- [EXERCISE]
In the data, extract each line that holds the string "including".
** begin GIVEN ENTRIES **
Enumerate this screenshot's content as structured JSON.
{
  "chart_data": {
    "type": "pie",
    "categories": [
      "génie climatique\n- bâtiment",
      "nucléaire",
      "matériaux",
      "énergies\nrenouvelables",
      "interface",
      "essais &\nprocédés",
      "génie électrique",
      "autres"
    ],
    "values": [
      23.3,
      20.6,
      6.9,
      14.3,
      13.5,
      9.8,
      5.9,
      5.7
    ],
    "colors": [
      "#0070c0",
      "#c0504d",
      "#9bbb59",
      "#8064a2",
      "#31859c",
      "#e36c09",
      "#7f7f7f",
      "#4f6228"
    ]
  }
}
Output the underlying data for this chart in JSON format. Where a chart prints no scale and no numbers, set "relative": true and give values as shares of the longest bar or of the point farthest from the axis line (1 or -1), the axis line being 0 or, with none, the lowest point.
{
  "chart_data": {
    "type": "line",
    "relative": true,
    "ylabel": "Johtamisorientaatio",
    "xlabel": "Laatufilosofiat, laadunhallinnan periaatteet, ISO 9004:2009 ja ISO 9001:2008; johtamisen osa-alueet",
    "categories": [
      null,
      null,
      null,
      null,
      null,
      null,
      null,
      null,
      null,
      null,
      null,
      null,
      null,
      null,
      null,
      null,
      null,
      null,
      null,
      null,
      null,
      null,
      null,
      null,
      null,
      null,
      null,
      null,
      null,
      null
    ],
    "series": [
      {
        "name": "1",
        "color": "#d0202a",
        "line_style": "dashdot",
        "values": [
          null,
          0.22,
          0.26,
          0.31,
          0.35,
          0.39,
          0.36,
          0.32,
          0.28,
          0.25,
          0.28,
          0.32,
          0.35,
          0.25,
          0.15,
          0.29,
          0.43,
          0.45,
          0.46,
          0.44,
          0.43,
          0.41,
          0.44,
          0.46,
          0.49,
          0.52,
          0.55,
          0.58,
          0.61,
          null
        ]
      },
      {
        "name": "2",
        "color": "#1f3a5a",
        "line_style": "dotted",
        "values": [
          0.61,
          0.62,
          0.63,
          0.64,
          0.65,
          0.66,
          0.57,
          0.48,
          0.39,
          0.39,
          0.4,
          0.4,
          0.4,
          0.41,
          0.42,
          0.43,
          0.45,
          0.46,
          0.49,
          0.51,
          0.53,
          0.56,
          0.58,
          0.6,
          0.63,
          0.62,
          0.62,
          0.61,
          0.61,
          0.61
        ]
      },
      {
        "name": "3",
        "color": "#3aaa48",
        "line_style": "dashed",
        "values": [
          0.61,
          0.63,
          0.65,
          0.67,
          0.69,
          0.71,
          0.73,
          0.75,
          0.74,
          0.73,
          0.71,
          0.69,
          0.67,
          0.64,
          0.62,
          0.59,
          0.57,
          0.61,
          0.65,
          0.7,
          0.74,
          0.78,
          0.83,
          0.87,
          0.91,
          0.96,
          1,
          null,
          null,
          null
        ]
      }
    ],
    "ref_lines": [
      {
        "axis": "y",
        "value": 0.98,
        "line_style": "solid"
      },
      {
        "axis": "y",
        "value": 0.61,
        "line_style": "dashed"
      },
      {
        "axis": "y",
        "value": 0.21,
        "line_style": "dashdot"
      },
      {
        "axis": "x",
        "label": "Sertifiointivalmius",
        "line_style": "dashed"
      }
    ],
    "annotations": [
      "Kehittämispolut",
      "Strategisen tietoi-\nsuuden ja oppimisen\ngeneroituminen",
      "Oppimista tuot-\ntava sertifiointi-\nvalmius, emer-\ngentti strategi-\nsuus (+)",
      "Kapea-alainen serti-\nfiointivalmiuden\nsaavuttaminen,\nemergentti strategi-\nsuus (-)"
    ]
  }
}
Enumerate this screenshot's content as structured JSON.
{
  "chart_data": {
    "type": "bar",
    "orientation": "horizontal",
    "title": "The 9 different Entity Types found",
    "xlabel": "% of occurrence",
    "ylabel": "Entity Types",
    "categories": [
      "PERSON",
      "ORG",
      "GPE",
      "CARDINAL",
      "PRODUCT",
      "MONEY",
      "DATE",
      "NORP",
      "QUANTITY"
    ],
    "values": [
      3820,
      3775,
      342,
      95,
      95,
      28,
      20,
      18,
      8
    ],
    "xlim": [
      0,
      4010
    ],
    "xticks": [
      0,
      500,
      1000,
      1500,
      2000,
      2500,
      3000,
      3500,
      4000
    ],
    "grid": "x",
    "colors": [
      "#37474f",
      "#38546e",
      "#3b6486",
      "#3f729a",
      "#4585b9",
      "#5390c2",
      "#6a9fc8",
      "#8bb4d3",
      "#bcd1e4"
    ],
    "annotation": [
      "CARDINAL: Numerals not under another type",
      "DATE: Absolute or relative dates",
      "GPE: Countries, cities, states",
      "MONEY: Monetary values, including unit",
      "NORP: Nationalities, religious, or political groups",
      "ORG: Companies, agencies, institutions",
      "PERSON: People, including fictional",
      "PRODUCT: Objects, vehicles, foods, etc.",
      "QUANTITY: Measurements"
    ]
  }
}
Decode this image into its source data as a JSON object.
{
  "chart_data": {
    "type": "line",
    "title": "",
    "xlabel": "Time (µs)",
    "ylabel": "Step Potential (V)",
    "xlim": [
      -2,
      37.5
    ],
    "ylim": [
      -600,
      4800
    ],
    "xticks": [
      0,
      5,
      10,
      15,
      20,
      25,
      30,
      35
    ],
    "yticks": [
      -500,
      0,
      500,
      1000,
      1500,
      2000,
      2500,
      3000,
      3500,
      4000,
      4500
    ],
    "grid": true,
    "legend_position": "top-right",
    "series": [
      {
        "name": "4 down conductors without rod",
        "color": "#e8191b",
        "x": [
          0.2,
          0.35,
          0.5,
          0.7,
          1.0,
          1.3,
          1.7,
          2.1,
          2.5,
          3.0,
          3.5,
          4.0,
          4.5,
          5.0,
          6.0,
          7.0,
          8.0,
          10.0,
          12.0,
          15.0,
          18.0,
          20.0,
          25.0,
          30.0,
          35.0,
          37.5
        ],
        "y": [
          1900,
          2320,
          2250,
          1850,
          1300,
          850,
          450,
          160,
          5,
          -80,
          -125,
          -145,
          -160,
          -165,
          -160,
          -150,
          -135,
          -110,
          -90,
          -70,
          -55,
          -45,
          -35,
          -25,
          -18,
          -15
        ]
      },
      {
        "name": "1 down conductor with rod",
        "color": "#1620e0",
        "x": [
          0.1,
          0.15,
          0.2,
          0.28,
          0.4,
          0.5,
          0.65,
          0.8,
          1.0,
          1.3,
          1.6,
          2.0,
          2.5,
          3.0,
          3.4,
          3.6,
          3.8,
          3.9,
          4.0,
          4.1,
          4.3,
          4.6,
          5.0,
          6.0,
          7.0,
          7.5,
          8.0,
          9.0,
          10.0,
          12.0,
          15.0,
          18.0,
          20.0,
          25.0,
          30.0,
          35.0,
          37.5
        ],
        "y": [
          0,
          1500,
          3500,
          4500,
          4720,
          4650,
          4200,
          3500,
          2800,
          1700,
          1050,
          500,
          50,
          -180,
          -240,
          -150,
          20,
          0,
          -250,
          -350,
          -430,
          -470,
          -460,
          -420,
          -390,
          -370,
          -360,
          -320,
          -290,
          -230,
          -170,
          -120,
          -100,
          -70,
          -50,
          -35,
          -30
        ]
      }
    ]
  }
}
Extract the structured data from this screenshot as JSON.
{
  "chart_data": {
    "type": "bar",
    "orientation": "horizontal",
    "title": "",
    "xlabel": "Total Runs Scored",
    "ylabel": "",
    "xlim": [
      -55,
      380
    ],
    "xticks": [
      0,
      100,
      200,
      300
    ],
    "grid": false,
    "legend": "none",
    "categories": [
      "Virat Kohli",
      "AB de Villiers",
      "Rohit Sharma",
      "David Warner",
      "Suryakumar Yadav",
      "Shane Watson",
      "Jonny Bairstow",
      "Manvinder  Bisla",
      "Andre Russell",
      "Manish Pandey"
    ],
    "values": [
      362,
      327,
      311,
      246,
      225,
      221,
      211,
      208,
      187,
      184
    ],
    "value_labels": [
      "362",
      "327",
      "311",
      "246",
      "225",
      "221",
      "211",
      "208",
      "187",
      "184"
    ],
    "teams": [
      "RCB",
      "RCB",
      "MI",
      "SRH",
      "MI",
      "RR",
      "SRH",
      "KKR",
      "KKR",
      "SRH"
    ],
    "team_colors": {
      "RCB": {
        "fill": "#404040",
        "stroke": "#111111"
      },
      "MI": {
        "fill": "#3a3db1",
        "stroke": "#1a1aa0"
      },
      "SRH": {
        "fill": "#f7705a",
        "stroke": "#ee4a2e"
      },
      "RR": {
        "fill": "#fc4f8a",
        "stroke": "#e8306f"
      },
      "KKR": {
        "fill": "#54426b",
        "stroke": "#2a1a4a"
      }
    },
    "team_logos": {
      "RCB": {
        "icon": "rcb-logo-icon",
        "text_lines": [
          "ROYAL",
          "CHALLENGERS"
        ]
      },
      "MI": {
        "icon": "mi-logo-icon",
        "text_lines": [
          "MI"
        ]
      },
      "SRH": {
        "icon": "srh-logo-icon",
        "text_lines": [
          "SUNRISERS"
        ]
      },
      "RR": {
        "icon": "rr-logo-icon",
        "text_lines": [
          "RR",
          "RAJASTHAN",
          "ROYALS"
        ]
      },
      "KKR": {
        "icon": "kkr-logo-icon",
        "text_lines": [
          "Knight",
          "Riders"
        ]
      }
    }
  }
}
** end GIVEN ENTRIES **
- [COMPLETE ANSWER]
      "MONEY: Monetary values, including unit",
      "PERSON: People, including fictional",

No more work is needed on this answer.